REQUIREMENT:
Determine the count of lines holding the string "мероприятие". Return only the number.

— Start EXERCISE INPUT —

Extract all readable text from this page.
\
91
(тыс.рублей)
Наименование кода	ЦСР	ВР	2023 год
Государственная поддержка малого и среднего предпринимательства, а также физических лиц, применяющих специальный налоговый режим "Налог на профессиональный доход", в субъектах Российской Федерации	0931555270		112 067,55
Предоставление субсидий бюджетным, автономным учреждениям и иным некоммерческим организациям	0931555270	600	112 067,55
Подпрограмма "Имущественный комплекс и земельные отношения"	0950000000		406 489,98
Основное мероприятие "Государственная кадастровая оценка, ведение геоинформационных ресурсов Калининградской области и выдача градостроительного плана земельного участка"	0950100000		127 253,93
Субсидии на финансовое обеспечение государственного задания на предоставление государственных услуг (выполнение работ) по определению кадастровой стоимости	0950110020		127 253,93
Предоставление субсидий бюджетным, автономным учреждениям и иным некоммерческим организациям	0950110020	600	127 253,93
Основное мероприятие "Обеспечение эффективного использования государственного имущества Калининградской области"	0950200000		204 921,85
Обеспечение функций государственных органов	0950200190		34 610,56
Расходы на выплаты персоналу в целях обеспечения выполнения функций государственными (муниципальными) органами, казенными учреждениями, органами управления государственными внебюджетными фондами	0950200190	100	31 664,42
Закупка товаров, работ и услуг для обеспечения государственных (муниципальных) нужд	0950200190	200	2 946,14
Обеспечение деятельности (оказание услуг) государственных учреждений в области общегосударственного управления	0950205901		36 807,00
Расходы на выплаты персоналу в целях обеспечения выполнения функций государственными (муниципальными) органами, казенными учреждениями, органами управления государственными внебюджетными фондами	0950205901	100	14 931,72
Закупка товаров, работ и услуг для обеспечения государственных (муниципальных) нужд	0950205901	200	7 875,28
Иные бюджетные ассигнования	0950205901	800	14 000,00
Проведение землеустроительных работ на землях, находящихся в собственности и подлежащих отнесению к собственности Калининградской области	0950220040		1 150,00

— End EXERCISE INPUT —

EXERCISE SOLUTION:
2